— BEGIN —
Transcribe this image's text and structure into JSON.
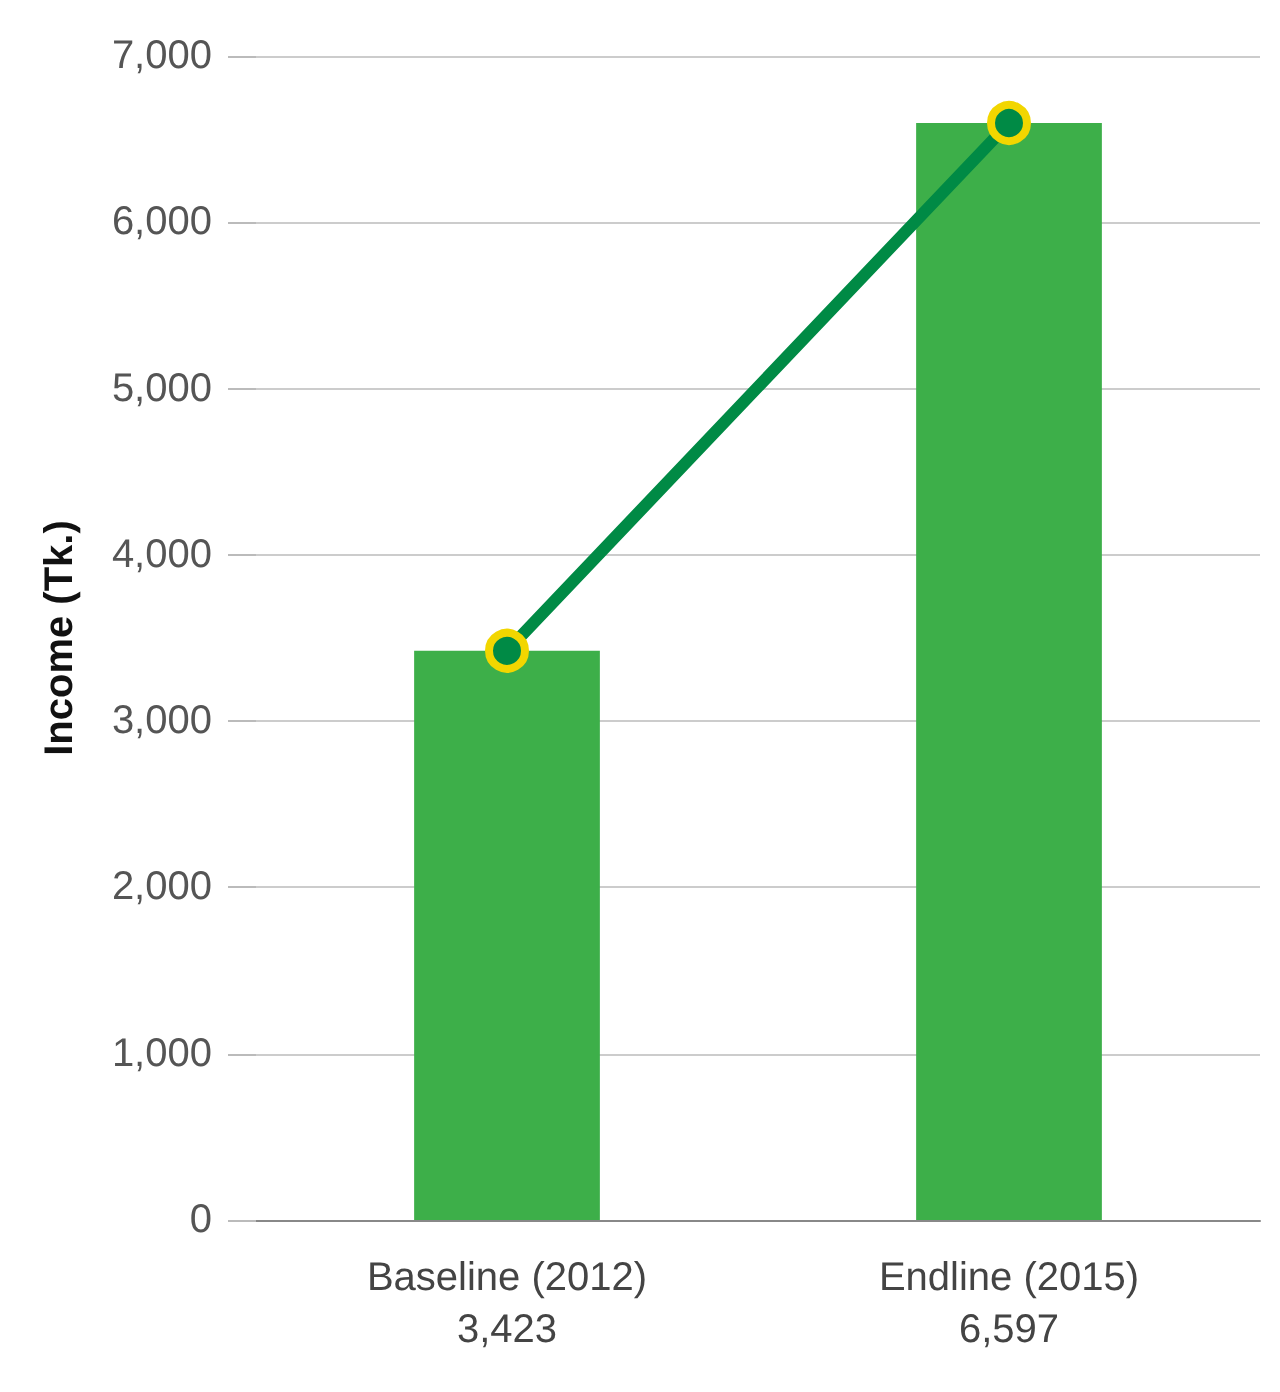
{
  "chart_data": {
    "type": "bar",
    "ylabel": "Income (Tk.)",
    "categories": [
      "Baseline (2012)",
      "Endline (2015)"
    ],
    "series": [
      {
        "color": "#3daf49",
        "values": [
          3423,
          6597
        ],
        "value_labels": [
          "3,423",
          "6,597"
        ]
      },
      {
        "type": "line",
        "color": "#008a45",
        "values": [
          3423,
          6597
        ]
      }
    ],
    "ylim": [
      0,
      7000
    ],
    "yticks": [
      0,
      {
        "value": 1000,
        "label": "1,000"
      },
      {
        "value": 2000,
        "label": "2,000"
      },
      {
        "value": 3000,
        "label": "3,000"
      },
      {
        "value": 4000,
        "label": "4,000"
      },
      {
        "value": 5000,
        "label": "5,000"
      },
      {
        "value": 6000,
        "label": "6,000"
      },
      {
        "value": 7000,
        "label": "7,000"
      }
    ],
    "grid": "y",
    "marker": "circle",
    "line_style": "solid"
  }
}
— END —
**Brief**
Restate every record exactly, please; do not copy the pictures.

**Final result**
Transcribe this image's text and structure into JSON.
{
  "chart_data": {
    "type": "bar",
    "ylabel": "Income (Tk.)",
    "categories": [
      "Baseline (2012)",
      "Endline (2015)"
    ],
    "series": [
      {
        "color": "#3daf49",
        "values": [
          3423,
          6597
        ],
        "value_labels": [
          "3,423",
          "6,597"
        ]
      },
      {
        "type": "line",
        "color": "#008a45",
        "values": [
          3423,
          6597
        ]
      }
    ],
    "ylim": [
      0,
      7000
    ],
    "yticks": [
      0,
      {
        "value": 1000,
        "label": "1,000"
      },
      {
        "value": 2000,
        "label": "2,000"
      },
      {
        "value": 3000,
        "label": "3,000"
      },
      {
        "value": 4000,
        "label": "4,000"
      },
      {
        "value": 5000,
        "label": "5,000"
      },
      {
        "value": 6000,
        "label": "6,000"
      },
      {
        "value": 7000,
        "label": "7,000"
      }
    ],
    "grid": "y",
    "marker": "circle",
    "line_style": "solid"
  }
}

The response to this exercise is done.